## What you will do
Every line in the listing is to be echoed verbatim.

## Data records
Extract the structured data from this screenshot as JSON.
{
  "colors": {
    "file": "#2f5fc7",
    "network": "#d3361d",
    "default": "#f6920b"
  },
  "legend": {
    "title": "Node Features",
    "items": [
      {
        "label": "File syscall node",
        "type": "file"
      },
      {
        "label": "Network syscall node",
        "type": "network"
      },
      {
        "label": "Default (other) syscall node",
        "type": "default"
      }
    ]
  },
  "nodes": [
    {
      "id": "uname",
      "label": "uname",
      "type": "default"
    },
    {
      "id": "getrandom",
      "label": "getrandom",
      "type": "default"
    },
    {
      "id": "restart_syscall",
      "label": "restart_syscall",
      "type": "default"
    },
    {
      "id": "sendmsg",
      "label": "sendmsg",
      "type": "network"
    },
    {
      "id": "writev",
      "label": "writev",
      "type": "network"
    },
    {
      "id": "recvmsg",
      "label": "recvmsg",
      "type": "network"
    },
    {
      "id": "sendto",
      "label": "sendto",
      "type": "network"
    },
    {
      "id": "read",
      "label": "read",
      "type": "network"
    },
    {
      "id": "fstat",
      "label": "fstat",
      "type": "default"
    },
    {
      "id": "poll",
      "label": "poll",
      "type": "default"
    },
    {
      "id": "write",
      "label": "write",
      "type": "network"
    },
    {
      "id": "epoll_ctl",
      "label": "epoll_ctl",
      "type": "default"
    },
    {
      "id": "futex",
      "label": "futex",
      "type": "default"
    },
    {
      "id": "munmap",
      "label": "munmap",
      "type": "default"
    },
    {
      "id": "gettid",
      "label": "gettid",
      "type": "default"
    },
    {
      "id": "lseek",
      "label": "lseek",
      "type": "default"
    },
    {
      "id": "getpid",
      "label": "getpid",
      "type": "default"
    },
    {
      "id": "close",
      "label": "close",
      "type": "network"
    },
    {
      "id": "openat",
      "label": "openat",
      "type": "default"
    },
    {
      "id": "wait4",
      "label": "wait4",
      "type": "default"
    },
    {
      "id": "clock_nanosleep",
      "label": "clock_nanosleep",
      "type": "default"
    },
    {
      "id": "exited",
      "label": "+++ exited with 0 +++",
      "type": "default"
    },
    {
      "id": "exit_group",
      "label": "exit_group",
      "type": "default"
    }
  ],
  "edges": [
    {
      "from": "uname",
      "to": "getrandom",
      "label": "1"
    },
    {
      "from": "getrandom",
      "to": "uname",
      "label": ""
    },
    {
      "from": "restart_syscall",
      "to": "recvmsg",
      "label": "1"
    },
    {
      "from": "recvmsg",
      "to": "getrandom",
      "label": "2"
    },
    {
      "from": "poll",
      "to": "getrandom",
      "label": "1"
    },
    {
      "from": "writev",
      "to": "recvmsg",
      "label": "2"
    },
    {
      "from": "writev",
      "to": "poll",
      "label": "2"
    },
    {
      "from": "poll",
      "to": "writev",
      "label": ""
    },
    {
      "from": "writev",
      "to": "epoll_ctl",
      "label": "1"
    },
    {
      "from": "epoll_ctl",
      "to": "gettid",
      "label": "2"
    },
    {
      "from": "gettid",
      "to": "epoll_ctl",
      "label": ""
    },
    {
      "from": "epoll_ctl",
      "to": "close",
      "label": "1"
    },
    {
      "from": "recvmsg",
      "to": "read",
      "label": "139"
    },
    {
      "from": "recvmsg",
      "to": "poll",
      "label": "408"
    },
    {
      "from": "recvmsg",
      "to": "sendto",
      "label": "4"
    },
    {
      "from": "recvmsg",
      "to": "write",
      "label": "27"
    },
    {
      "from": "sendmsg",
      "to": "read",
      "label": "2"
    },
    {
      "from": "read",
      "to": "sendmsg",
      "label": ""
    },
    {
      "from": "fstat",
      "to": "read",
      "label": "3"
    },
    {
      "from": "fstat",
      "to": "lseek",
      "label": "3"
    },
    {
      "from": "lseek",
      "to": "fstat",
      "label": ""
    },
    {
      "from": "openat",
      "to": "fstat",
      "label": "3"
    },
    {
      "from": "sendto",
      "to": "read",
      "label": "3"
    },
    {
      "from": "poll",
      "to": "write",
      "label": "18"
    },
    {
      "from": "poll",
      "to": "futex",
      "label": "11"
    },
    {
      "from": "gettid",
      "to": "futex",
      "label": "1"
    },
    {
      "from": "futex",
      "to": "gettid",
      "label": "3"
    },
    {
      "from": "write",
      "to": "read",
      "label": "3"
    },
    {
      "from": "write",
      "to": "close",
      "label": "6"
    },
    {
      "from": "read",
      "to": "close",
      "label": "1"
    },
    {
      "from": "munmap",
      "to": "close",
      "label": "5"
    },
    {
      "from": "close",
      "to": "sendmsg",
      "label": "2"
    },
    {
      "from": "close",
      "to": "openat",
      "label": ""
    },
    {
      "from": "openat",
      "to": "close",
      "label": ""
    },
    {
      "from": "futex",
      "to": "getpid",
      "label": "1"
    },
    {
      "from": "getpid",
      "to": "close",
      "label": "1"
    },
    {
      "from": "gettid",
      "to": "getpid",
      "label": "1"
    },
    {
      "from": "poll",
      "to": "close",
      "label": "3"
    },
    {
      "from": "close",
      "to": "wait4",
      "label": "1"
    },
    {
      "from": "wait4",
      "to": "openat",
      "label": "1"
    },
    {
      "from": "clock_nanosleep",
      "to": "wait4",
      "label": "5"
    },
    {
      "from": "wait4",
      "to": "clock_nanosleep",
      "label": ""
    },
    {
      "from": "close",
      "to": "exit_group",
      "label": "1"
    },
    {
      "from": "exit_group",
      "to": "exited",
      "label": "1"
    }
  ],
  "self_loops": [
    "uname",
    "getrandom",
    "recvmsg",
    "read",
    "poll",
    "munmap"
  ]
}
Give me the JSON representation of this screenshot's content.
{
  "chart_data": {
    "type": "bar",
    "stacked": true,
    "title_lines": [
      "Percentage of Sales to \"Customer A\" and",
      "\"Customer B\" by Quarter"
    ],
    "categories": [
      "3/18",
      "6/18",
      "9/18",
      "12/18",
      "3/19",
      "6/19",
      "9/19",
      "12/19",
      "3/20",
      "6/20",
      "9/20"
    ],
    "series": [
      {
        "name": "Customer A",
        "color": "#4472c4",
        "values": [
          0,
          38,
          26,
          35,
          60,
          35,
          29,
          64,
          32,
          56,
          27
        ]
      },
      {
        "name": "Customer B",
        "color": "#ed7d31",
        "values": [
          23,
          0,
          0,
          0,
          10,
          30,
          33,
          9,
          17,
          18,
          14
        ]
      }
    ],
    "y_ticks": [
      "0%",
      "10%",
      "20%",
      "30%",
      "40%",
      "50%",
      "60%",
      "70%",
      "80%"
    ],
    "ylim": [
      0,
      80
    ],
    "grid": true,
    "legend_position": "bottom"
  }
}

## Exercise answer
Extract the structured data from this screenshot as JSON.
{
  "colors": {
    "file": "#2f5fc7",
    "network": "#d3361d",
    "default": "#f6920b"
  },
  "legend": {
    "title": "Node Features",
    "items": [
      {
        "label": "File syscall node",
        "type": "file"
      },
      {
        "label": "Network syscall node",
        "type": "network"
      },
      {
        "label": "Default (other) syscall node",
        "type": "default"
      }
    ]
  },
  "nodes": [
    {
      "id": "uname",
      "label": "uname",
      "type": "default"
    },
    {
      "id": "getrandom",
      "label": "getrandom",
      "type": "default"
    },
    {
      "id": "restart_syscall",
      "label": "restart_syscall",
      "type": "default"
    },
    {
      "id": "sendmsg",
      "label": "sendmsg",
      "type": "network"
    },
    {
      "id": "writev",
      "label": "writev",
      "type": "network"
    },
    {
      "id": "recvmsg",
      "label": "recvmsg",
      "type": "network"
    },
    {
      "id": "sendto",
      "label": "sendto",
      "type": "network"
    },
    {
      "id": "read",
      "label": "read",
      "type": "network"
    },
    {
      "id": "fstat",
      "label": "fstat",
      "type": "default"
    },
    {
      "id": "poll",
      "label": "poll",
      "type": "default"
    },
    {
      "id": "write",
      "label": "write",
      "type": "network"
    },
    {
      "id": "epoll_ctl",
      "label": "epoll_ctl",
      "type": "default"
    },
    {
      "id": "futex",
      "label": "futex",
      "type": "default"
    },
    {
      "id": "munmap",
      "label": "munmap",
      "type": "default"
    },
    {
      "id": "gettid",
      "label": "gettid",
      "type": "default"
    },
    {
      "id": "lseek",
      "label": "lseek",
      "type": "default"
    },
    {
      "id": "getpid",
      "label": "getpid",
      "type": "default"
    },
    {
      "id": "close",
      "label": "close",
      "type": "network"
    },
    {
      "id": "openat",
      "label": "openat",
      "type": "default"
    },
    {
      "id": "wait4",
      "label": "wait4",
      "type": "default"
    },
    {
      "id": "clock_nanosleep",
      "label": "clock_nanosleep",
      "type": "default"
    },
    {
      "id": "exited",
      "label": "+++ exited with 0 +++",
      "type": "default"
    },
    {
      "id": "exit_group",
      "label": "exit_group",
      "type": "default"
    }
  ],
  "edges": [
    {
      "from": "uname",
      "to": "getrandom",
      "label": "1"
    },
    {
      "from": "getrandom",
      "to": "uname",
      "label": ""
    },
    {
      "from": "restart_syscall",
      "to": "recvmsg",
      "label": "1"
    },
    {
      "from": "recvmsg",
      "to": "getrandom",
      "label": "2"
    },
    {
      "from": "poll",
      "to": "getrandom",
      "label": "1"
    },
    {
      "from": "writev",
      "to": "recvmsg",
      "label": "2"
    },
    {
      "from": "writev",
      "to": "poll",
      "label": "2"
    },
    {
      "from": "poll",
      "to": "writev",
      "label": ""
    },
    {
      "from": "writev",
      "to": "epoll_ctl",
      "label": "1"
    },
    {
      "from": "epoll_ctl",
      "to": "gettid",
      "label": "2"
    },
    {
      "from": "gettid",
      "to": "epoll_ctl",
      "label": ""
    },
    {
      "from": "epoll_ctl",
      "to": "close",
      "label": "1"
    },
    {
      "from": "recvmsg",
      "to": "read",
      "label": "139"
    },
    {
      "from": "recvmsg",
      "to": "poll",
      "label": "408"
    },
    {
      "from": "recvmsg",
      "to": "sendto",
      "label": "4"
    },
    {
      "from": "recvmsg",
      "to": "write",
      "label": "27"
    },
    {
      "from": "sendmsg",
      "to": "read",
      "label": "2"
    },
    {
      "from": "read",
      "to": "sendmsg",
      "label": ""
    },
    {
      "from": "fstat",
      "to": "read",
      "label": "3"
    },
    {
      "from": "fstat",
      "to": "lseek",
      "label": "3"
    },
    {
      "from": "lseek",
      "to": "fstat",
      "label": ""
    },
    {
      "from": "openat",
      "to": "fstat",
      "label": "3"
    },
    {
      "from": "sendto",
      "to": "read",
      "label": "3"
    },
    {
      "from": "poll",
      "to": "write",
      "label": "18"
    },
    {
      "from": "poll",
      "to": "futex",
      "label": "11"
    },
    {
      "from": "gettid",
      "to": "futex",
      "label": "1"
    },
    {
      "from": "futex",
      "to": "gettid",
      "label": "3"
    },
    {
      "from": "write",
      "to": "read",
      "label": "3"
    },
    {
      "from": "write",
      "to": "close",
      "label": "6"
    },
    {
      "from": "read",
      "to": "close",
      "label": "1"
    },
    {
      "from": "munmap",
      "to": "close",
      "label": "5"
    },
    {
      "from": "close",
      "to": "sendmsg",
      "label": "2"
    },
    {
      "from": "close",
      "to": "openat",
      "label": ""
    },
    {
      "from": "openat",
      "to": "close",
      "label": ""
    },
    {
      "from": "futex",
      "to": "getpid",
      "label": "1"
    },
    {
      "from": "getpid",
      "to": "close",
      "label": "1"
    },
    {
      "from": "gettid",
      "to": "getpid",
      "label": "1"
    },
    {
      "from": "poll",
      "to": "close",
      "label": "3"
    },
    {
      "from": "close",
      "to": "wait4",
      "label": "1"
    },
    {
      "from": "wait4",
      "to": "openat",
      "label": "1"
    },
    {
      "from": "clock_nanosleep",
      "to": "wait4",
      "label": "5"
    },
    {
      "from": "wait4",
      "to": "clock_nanosleep",
      "label": ""
    },
    {
      "from": "close",
      "to": "exit_group",
      "label": "1"
    },
    {
      "from": "exit_group",
      "to": "exited",
      "label": "1"
    }
  ],
  "self_loops": [
    "uname",
    "getrandom",
    "recvmsg",
    "read",
    "poll",
    "munmap"
  ]
}
Give me the JSON representation of this screenshot's content.
{
  "chart_data": {
    "type": "bar",
    "stacked": true,
    "title_lines": [
      "Percentage of Sales to \"Customer A\" and",
      "\"Customer B\" by Quarter"
    ],
    "categories": [
      "3/18",
      "6/18",
      "9/18",
      "12/18",
      "3/19",
      "6/19",
      "9/19",
      "12/19",
      "3/20",
      "6/20",
      "9/20"
    ],
    "series": [
      {
        "name": "Customer A",
        "color": "#4472c4",
        "values": [
          0,
          38,
          26,
          35,
          60,
          35,
          29,
          64,
          32,
          56,
          27
        ]
      },
      {
        "name": "Customer B",
        "color": "#ed7d31",
        "values": [
          23,
          0,
          0,
          0,
          10,
          30,
          33,
          9,
          17,
          18,
          14
        ]
      }
    ],
    "y_ticks": [
      "0%",
      "10%",
      "20%",
      "30%",
      "40%",
      "50%",
      "60%",
      "70%",
      "80%"
    ],
    "ylim": [
      0,
      80
    ],
    "grid": true,
    "legend_position": "bottom"
  }
}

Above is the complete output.